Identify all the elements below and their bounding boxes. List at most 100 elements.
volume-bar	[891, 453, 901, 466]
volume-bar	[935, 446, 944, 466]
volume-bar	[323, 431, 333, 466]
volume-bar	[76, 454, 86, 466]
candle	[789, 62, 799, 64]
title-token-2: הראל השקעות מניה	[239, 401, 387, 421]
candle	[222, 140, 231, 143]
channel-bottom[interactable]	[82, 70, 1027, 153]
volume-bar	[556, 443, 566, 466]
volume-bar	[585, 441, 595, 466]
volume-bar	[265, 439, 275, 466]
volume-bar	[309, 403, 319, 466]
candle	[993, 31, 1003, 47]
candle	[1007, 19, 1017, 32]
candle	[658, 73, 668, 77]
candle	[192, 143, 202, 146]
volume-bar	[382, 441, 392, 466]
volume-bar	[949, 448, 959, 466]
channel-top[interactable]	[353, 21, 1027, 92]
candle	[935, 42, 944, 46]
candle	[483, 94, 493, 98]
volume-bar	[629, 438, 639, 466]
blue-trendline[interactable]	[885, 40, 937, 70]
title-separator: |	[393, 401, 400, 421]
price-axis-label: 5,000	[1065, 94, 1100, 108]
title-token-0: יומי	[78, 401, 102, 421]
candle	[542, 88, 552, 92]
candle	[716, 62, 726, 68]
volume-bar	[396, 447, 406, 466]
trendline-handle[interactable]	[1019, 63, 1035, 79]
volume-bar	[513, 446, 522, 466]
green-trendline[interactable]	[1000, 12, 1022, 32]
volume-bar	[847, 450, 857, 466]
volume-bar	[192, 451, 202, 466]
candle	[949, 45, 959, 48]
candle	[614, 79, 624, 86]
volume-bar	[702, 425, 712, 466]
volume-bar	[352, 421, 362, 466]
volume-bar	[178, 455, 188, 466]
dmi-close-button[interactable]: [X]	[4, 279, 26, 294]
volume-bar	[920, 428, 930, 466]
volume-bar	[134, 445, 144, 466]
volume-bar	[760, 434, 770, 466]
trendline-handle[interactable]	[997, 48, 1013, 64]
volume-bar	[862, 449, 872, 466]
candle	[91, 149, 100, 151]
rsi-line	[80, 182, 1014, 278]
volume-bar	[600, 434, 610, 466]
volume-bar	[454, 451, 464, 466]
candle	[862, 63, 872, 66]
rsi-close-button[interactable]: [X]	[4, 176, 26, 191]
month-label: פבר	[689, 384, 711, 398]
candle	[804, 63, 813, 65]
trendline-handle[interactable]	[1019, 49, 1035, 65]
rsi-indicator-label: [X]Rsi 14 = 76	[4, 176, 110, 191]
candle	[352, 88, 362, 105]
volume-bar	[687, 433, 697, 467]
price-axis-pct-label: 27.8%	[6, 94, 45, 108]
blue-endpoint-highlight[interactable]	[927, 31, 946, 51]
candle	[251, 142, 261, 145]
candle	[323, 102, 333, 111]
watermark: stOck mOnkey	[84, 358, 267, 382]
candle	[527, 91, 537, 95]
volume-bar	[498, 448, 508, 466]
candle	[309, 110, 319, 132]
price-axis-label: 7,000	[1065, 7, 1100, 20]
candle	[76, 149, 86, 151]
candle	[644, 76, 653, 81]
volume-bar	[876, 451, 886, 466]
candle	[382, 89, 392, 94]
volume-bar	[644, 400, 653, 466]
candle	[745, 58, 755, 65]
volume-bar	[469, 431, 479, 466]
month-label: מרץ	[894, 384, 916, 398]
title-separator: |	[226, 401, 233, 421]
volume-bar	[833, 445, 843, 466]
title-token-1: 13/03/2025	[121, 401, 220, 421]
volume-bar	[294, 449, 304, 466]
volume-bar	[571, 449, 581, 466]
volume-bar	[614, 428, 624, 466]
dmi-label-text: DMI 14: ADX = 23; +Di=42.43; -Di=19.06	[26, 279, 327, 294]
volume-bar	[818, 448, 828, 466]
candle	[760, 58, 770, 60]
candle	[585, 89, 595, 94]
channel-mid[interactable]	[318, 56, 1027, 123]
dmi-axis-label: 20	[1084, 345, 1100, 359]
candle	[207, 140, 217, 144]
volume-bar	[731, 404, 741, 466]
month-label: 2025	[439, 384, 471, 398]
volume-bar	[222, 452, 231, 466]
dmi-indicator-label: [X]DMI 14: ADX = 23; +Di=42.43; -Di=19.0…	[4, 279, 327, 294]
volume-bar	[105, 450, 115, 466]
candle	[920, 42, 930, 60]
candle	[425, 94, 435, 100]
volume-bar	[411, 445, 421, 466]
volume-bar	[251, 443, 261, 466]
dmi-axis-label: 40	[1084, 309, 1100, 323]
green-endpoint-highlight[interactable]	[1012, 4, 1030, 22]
☆ ☆ ☆
• _What needs to be done_:
Please copy out every entry above word for word, keeping each line in its original order.

• _Exercise answer_:
Identify all the elements below and their bounding boxes. List at most 100 elements.
volume-bar	[891, 453, 901, 466]
volume-bar	[935, 446, 944, 466]
volume-bar	[323, 431, 333, 466]
volume-bar	[76, 454, 86, 466]
candle	[789, 62, 799, 64]
title-token-2: הראל השקעות מניה	[239, 401, 387, 421]
candle	[222, 140, 231, 143]
channel-bottom[interactable]	[82, 70, 1027, 153]
volume-bar	[556, 443, 566, 466]
volume-bar	[585, 441, 595, 466]
volume-bar	[265, 439, 275, 466]
volume-bar	[309, 403, 319, 466]
candle	[993, 31, 1003, 47]
candle	[1007, 19, 1017, 32]
candle	[658, 73, 668, 77]
candle	[192, 143, 202, 146]
volume-bar	[382, 441, 392, 466]
volume-bar	[949, 448, 959, 466]
channel-top[interactable]	[353, 21, 1027, 92]
candle	[935, 42, 944, 46]
candle	[483, 94, 493, 98]
volume-bar	[629, 438, 639, 466]
blue-trendline[interactable]	[885, 40, 937, 70]
title-separator: |	[393, 401, 400, 421]
price-axis-label: 5,000	[1065, 94, 1100, 108]
title-token-0: יומי	[78, 401, 102, 421]
candle	[542, 88, 552, 92]
candle	[716, 62, 726, 68]
volume-bar	[396, 447, 406, 466]
trendline-handle[interactable]	[1019, 63, 1035, 79]
volume-bar	[513, 446, 522, 466]
green-trendline[interactable]	[1000, 12, 1022, 32]
volume-bar	[847, 450, 857, 466]
volume-bar	[192, 451, 202, 466]
candle	[949, 45, 959, 48]
candle	[614, 79, 624, 86]
volume-bar	[702, 425, 712, 466]
volume-bar	[352, 421, 362, 466]
volume-bar	[178, 455, 188, 466]
dmi-close-button[interactable]: [X]	[4, 279, 26, 294]
volume-bar	[920, 428, 930, 466]
volume-bar	[134, 445, 144, 466]
volume-bar	[760, 434, 770, 466]
trendline-handle[interactable]	[997, 48, 1013, 64]
volume-bar	[862, 449, 872, 466]
candle	[91, 149, 100, 151]
rsi-line	[80, 182, 1014, 278]
volume-bar	[600, 434, 610, 466]
volume-bar	[454, 451, 464, 466]
candle	[862, 63, 872, 66]
rsi-close-button[interactable]: [X]	[4, 176, 26, 191]
month-label: פבר	[689, 384, 711, 398]
candle	[804, 63, 813, 65]
trendline-handle[interactable]	[1019, 49, 1035, 65]
rsi-indicator-label: [X]Rsi 14 = 76	[4, 176, 110, 191]
candle	[352, 88, 362, 105]
volume-bar	[687, 433, 697, 467]
price-axis-pct-label: 27.8%	[6, 94, 45, 108]
blue-endpoint-highlight[interactable]	[927, 31, 946, 51]
candle	[251, 142, 261, 145]
candle	[323, 102, 333, 111]
watermark: stOck mOnkey	[84, 358, 267, 382]
candle	[527, 91, 537, 95]
volume-bar	[498, 448, 508, 466]
candle	[309, 110, 319, 132]
price-axis-label: 7,000	[1065, 7, 1100, 20]
candle	[76, 149, 86, 151]
candle	[644, 76, 653, 81]
volume-bar	[876, 451, 886, 466]
candle	[382, 89, 392, 94]
volume-bar	[644, 400, 653, 466]
candle	[745, 58, 755, 65]
volume-bar	[469, 431, 479, 466]
month-label: מרץ	[894, 384, 916, 398]
title-separator: |	[226, 401, 233, 421]
volume-bar	[833, 445, 843, 466]
title-token-1: 13/03/2025	[121, 401, 220, 421]
volume-bar	[294, 449, 304, 466]
volume-bar	[571, 449, 581, 466]
volume-bar	[614, 428, 624, 466]
dmi-label-text: DMI 14: ADX = 23; +Di=42.43; -Di=19.06	[26, 279, 327, 294]
volume-bar	[818, 448, 828, 466]
candle	[760, 58, 770, 60]
candle	[585, 89, 595, 94]
channel-mid[interactable]	[318, 56, 1027, 123]
dmi-axis-label: 20	[1084, 345, 1100, 359]
candle	[207, 140, 217, 144]
volume-bar	[731, 404, 741, 466]
month-label: 2025	[439, 384, 471, 398]
volume-bar	[222, 452, 231, 466]
dmi-indicator-label: [X]DMI 14: ADX = 23; +Di=42.43; -Di=19.0…	[4, 279, 327, 294]
volume-bar	[105, 450, 115, 466]
candle	[920, 42, 930, 60]
candle	[425, 94, 435, 100]
volume-bar	[411, 445, 421, 466]
volume-bar	[251, 443, 261, 466]
dmi-axis-label: 40	[1084, 309, 1100, 323]
green-endpoint-highlight[interactable]	[1012, 4, 1030, 22]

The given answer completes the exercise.